*Entries taken from a collection*:
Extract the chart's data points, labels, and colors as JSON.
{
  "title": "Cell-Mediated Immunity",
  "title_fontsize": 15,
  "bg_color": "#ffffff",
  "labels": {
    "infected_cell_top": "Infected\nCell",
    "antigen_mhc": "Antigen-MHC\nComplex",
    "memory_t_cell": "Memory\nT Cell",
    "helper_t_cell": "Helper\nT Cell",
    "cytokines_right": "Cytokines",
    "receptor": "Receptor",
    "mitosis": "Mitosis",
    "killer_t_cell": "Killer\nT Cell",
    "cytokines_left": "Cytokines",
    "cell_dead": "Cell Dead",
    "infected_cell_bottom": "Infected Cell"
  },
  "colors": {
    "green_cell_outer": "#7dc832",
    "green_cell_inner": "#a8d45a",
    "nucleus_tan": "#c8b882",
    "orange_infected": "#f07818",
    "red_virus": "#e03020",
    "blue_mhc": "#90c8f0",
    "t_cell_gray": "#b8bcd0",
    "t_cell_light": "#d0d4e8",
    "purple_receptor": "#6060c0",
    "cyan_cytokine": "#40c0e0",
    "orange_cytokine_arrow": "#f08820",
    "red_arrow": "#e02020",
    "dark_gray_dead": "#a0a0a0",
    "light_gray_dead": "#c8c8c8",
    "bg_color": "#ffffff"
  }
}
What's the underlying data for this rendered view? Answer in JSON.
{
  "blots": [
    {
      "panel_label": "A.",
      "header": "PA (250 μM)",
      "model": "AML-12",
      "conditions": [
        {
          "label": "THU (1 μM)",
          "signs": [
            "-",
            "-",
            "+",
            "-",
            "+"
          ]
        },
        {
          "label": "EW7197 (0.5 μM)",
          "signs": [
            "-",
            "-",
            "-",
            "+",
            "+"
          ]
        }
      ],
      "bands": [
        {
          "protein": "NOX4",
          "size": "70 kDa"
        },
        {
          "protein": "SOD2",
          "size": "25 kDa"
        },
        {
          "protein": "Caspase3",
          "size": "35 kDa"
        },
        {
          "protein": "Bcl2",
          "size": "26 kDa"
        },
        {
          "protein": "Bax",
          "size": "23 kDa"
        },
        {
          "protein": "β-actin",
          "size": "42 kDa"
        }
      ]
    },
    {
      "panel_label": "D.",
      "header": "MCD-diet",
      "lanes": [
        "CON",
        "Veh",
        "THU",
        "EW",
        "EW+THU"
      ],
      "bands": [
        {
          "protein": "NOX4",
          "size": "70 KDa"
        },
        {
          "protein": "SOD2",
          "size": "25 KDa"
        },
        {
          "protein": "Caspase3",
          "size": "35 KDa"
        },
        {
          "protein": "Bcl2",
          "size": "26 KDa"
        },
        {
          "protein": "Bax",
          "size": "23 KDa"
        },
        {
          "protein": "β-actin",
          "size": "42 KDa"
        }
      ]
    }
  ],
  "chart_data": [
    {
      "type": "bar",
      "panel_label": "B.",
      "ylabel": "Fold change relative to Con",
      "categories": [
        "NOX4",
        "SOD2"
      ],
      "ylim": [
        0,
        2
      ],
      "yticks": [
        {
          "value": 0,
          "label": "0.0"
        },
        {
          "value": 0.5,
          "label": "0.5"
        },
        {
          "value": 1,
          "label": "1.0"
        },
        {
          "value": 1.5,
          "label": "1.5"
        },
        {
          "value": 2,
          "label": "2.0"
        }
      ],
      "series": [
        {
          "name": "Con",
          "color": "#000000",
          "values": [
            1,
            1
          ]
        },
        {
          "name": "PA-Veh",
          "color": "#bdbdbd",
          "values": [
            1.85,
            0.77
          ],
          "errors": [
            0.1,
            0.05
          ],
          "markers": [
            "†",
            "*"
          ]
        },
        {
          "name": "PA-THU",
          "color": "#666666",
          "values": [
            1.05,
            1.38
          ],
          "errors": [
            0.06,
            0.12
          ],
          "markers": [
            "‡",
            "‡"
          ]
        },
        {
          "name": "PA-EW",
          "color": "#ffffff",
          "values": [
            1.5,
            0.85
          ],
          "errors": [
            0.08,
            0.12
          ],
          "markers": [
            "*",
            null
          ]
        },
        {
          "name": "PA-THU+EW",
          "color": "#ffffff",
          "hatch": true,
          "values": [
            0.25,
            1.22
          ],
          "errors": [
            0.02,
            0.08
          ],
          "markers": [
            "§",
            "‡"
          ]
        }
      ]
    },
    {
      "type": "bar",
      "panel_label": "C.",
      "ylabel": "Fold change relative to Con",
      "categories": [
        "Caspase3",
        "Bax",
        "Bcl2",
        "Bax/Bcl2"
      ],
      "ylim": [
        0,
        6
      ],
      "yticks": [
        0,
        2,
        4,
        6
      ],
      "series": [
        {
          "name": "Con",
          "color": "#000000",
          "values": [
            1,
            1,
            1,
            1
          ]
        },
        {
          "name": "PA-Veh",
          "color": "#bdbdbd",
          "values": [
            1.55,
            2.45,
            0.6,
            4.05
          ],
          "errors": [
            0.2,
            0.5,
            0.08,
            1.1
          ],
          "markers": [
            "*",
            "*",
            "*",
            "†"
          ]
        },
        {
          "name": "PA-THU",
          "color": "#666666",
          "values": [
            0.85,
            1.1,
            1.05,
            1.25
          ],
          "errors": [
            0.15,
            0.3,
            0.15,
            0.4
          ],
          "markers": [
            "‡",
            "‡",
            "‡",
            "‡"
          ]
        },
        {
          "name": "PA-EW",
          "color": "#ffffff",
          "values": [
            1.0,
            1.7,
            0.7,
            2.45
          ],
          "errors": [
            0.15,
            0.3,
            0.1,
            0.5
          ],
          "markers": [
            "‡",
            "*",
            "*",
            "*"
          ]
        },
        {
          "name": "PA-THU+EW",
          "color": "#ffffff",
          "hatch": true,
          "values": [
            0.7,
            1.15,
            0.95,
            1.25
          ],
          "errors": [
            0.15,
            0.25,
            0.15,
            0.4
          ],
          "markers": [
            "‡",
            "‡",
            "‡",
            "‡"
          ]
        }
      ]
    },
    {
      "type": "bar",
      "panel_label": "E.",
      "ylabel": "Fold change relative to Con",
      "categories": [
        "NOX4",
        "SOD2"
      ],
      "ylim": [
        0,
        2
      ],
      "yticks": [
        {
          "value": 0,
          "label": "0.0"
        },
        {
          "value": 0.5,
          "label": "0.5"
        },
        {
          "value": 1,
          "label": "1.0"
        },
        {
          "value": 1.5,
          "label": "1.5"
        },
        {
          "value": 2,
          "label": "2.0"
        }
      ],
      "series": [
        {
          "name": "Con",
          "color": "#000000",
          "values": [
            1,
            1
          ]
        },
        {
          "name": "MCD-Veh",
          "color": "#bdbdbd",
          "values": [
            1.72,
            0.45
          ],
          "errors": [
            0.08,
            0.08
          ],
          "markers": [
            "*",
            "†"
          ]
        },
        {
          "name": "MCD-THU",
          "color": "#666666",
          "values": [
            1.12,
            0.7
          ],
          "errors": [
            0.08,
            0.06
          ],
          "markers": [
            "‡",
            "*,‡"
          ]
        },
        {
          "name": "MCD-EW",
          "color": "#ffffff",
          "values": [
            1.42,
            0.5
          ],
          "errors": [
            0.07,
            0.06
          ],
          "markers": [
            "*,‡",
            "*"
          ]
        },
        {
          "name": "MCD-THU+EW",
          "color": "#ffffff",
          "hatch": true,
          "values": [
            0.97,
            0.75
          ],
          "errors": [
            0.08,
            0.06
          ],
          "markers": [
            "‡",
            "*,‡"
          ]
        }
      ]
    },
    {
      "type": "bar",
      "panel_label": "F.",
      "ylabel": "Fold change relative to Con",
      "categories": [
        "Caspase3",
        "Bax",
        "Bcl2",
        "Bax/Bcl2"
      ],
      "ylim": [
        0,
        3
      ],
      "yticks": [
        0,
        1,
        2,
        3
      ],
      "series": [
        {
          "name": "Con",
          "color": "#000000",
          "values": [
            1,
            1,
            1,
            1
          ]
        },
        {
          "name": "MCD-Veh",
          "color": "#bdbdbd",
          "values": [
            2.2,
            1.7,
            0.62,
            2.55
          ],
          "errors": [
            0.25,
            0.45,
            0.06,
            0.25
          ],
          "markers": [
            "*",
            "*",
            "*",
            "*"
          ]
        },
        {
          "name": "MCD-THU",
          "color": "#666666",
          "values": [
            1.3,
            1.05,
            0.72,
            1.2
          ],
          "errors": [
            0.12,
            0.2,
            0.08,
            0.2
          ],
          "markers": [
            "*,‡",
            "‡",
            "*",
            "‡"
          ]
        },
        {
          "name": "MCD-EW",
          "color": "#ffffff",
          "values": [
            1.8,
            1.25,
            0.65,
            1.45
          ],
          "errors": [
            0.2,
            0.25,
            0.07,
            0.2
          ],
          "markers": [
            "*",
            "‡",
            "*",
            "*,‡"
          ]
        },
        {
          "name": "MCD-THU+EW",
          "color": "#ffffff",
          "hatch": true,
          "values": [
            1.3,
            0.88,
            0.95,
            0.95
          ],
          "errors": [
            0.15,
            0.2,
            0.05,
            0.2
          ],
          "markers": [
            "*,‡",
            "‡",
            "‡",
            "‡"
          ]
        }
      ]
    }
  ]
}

*Work instruction*: From the lines above, copy those that contain the word "JSON".

*Expected output*:
Extract the chart's data points, labels, and colors as JSON.
What's the underlying data for this rendered view? Answer in JSON.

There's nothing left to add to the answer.